## TASK STATEMENT:
Extract the complete listing and repeat it word for word.

## SUPPLIED ENTRIES:
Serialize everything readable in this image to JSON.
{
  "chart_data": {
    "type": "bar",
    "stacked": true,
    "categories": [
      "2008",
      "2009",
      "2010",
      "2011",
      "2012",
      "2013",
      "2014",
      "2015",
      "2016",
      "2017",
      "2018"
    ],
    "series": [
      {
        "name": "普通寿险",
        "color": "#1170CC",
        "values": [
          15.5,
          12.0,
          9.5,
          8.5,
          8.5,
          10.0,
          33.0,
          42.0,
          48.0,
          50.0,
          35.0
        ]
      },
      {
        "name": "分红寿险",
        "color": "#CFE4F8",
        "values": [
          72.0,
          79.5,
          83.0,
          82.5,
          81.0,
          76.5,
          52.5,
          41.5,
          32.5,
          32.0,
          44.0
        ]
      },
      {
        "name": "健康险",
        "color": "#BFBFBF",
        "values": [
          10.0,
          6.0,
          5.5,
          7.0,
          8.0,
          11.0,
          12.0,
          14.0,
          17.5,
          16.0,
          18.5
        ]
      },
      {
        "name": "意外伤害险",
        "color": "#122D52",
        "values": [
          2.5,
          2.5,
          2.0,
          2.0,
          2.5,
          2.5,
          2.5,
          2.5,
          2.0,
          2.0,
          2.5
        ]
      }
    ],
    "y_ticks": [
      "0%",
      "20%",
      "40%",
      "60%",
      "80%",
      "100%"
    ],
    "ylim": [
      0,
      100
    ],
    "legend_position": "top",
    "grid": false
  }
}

## RESULT FOR THIS TASK:
Serialize everything readable in this image to JSON.
{
  "chart_data": {
    "type": "bar",
    "stacked": true,
    "categories": [
      "2008",
      "2009",
      "2010",
      "2011",
      "2012",
      "2013",
      "2014",
      "2015",
      "2016",
      "2017",
      "2018"
    ],
    "series": [
      {
        "name": "普通寿险",
        "color": "#1170CC",
        "values": [
          15.5,
          12.0,
          9.5,
          8.5,
          8.5,
          10.0,
          33.0,
          42.0,
          48.0,
          50.0,
          35.0
        ]
      },
      {
        "name": "分红寿险",
        "color": "#CFE4F8",
        "values": [
          72.0,
          79.5,
          83.0,
          82.5,
          81.0,
          76.5,
          52.5,
          41.5,
          32.5,
          32.0,
          44.0
        ]
      },
      {
        "name": "健康险",
        "color": "#BFBFBF",
        "values": [
          10.0,
          6.0,
          5.5,
          7.0,
          8.0,
          11.0,
          12.0,
          14.0,
          17.5,
          16.0,
          18.5
        ]
      },
      {
        "name": "意外伤害险",
        "color": "#122D52",
        "values": [
          2.5,
          2.5,
          2.0,
          2.0,
          2.5,
          2.5,
          2.5,
          2.5,
          2.0,
          2.0,
          2.5
        ]
      }
    ],
    "y_ticks": [
      "0%",
      "20%",
      "40%",
      "60%",
      "80%",
      "100%"
    ],
    "ylim": [
      0,
      100
    ],
    "legend_position": "top",
    "grid": false
  }
}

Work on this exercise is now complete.